__What the task requires__: Locate the string "false" in the listing below. Copy every line where it is found.

__Given records__:
******

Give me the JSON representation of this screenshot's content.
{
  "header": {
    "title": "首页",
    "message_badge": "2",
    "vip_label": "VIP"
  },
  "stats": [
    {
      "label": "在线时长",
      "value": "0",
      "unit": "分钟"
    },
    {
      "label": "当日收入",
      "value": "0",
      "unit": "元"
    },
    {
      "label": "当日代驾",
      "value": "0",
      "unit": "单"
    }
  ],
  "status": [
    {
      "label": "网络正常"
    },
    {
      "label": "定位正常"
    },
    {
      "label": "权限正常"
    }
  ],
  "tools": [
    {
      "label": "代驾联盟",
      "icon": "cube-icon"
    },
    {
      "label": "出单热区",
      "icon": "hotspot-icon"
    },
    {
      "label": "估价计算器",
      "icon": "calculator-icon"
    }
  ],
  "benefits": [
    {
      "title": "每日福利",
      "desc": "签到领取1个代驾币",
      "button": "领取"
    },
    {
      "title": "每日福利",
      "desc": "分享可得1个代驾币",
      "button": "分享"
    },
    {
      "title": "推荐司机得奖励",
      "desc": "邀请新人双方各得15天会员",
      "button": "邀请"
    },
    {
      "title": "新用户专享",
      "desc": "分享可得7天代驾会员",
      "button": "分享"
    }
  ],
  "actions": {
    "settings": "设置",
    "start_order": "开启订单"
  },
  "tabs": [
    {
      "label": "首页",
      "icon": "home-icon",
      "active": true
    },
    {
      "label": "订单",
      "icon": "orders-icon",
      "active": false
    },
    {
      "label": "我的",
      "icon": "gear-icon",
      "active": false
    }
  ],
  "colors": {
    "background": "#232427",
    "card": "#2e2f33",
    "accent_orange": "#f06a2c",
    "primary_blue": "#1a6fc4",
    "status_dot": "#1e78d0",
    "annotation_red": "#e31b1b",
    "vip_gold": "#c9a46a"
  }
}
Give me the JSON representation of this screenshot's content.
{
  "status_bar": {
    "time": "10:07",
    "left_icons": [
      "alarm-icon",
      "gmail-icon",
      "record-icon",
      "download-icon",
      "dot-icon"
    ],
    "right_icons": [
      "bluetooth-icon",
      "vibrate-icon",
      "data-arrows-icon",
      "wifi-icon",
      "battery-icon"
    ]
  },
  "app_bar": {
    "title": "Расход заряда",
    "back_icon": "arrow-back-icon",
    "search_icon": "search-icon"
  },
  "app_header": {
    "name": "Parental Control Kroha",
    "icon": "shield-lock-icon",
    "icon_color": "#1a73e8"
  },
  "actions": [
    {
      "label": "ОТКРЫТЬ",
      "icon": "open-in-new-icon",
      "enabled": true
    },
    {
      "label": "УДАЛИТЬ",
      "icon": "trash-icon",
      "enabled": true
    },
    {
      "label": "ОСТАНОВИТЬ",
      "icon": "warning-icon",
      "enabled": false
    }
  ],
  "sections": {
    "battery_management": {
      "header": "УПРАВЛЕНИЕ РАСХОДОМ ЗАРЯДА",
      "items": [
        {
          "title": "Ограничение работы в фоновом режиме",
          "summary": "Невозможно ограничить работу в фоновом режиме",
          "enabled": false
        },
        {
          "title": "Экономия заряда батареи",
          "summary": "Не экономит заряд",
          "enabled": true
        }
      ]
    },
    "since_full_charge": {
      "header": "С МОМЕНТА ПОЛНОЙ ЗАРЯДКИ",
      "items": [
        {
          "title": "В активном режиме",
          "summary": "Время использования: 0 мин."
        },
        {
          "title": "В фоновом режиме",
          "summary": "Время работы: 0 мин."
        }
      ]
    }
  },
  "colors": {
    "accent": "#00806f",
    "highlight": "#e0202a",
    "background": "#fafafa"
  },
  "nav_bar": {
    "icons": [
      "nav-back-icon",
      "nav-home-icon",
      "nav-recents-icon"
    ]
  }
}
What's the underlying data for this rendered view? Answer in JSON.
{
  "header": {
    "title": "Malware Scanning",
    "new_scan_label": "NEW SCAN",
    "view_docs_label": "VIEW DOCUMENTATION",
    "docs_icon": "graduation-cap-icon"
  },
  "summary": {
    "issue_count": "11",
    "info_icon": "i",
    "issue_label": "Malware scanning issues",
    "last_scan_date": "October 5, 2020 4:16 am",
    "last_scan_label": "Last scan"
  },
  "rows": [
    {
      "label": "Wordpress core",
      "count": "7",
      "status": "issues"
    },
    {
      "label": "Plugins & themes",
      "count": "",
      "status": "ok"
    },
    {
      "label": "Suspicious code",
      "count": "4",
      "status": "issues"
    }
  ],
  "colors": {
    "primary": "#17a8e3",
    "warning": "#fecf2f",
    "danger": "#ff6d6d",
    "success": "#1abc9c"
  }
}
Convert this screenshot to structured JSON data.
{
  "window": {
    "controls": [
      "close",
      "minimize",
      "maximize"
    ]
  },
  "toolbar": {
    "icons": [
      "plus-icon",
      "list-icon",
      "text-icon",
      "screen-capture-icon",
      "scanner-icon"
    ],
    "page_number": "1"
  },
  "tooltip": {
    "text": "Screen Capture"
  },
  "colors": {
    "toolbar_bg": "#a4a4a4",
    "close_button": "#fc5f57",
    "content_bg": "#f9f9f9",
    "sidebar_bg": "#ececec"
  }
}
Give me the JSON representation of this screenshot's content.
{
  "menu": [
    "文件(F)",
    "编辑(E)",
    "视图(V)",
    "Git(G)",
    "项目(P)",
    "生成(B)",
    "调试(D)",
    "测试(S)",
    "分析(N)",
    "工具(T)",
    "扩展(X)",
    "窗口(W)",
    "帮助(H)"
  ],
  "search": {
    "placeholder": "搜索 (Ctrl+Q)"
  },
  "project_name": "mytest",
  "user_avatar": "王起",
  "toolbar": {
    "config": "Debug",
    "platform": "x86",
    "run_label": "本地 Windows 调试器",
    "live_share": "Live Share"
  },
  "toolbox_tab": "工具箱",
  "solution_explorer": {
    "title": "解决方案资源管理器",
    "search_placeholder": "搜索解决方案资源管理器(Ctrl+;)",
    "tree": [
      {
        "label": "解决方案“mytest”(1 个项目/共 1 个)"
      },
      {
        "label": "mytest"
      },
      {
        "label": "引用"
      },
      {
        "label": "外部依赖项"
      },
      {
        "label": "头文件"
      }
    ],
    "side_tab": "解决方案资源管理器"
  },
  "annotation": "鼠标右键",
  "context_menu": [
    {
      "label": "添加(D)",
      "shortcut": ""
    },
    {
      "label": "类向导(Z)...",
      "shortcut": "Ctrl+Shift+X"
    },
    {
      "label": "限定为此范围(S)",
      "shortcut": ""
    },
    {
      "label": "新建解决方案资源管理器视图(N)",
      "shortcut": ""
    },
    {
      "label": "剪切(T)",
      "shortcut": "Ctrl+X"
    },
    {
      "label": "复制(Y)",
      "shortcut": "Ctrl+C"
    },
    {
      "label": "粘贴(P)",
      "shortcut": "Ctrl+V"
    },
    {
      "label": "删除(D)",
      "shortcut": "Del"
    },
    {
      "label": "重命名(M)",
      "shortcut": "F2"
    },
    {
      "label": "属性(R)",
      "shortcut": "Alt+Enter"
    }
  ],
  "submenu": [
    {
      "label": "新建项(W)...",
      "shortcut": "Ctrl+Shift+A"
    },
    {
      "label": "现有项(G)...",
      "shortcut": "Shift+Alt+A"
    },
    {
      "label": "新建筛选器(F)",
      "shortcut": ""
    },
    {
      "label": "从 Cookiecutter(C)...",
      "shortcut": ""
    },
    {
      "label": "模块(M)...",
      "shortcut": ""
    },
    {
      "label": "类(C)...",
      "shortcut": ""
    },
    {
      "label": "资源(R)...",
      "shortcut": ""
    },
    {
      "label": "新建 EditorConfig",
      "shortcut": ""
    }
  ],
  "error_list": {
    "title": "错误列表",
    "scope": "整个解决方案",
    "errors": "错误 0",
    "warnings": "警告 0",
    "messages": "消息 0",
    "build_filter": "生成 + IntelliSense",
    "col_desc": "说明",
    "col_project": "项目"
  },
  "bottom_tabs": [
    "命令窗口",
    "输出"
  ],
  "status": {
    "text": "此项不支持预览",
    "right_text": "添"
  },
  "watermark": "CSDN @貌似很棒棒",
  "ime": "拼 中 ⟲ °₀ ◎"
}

******

__Answer for the task__:
      "active": false
      "active": false
      "enabled": false
          "enabled": false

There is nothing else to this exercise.